[start]

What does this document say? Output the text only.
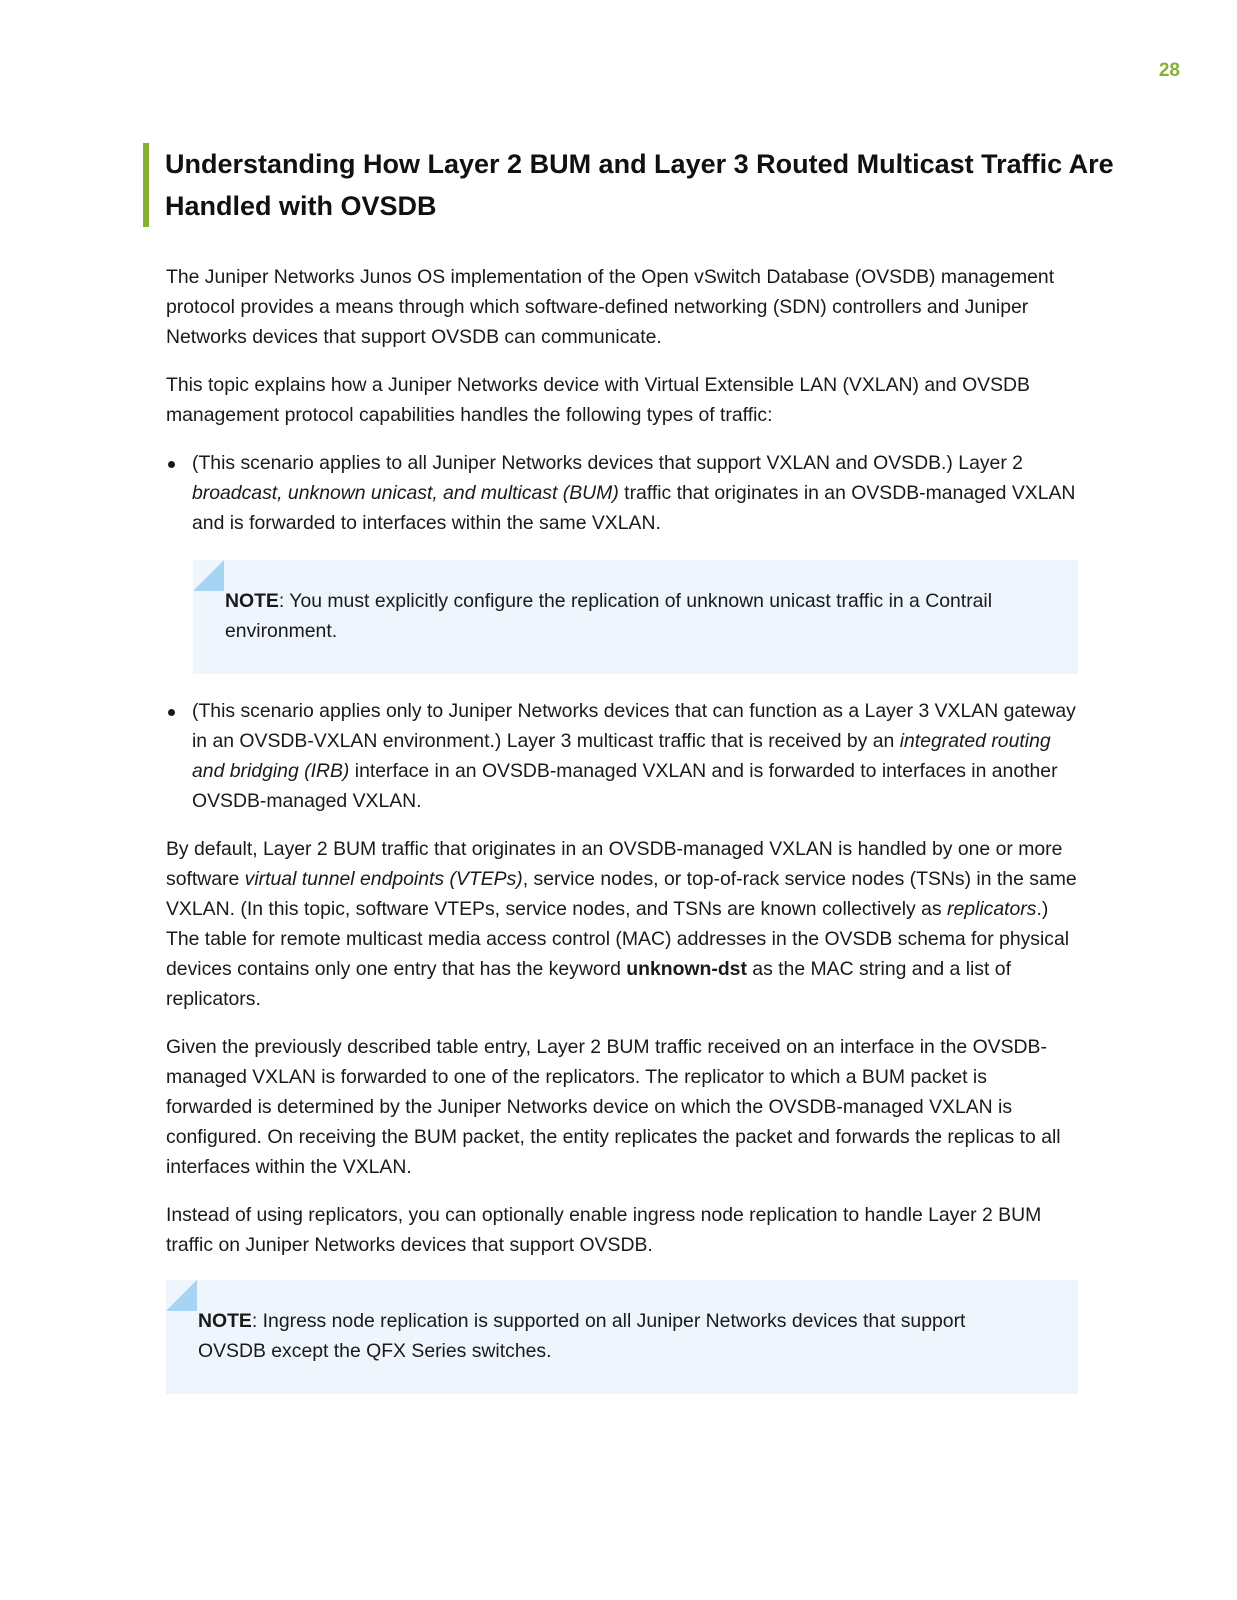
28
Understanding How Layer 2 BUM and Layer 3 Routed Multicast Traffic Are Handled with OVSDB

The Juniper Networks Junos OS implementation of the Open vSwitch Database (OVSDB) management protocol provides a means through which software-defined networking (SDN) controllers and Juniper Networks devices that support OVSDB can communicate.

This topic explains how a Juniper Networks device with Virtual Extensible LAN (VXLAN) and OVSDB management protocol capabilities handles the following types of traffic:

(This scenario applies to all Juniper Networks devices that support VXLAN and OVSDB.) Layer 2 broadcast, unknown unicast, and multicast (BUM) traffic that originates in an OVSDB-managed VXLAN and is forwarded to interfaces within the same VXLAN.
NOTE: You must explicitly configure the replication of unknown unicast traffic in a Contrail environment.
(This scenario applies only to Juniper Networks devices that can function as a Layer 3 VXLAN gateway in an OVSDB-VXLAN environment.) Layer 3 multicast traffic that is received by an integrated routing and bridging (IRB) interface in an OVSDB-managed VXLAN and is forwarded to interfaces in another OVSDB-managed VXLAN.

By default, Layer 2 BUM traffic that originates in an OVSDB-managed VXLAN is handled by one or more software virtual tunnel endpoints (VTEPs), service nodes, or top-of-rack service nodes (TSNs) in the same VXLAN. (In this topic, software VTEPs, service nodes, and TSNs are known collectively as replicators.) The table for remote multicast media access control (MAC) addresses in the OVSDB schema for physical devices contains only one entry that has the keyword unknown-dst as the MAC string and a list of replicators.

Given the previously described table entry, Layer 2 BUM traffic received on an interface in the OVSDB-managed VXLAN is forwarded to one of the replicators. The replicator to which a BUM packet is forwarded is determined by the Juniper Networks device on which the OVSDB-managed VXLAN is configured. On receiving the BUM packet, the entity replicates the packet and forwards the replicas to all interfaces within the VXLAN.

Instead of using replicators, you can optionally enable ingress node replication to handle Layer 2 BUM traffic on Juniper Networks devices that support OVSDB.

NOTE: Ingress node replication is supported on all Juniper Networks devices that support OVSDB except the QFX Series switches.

[end]

Task objective ▸ Determine the number of lines in the listing that hold the word "replication", and supply that number and nothing further.

Exercise answer ▸ 3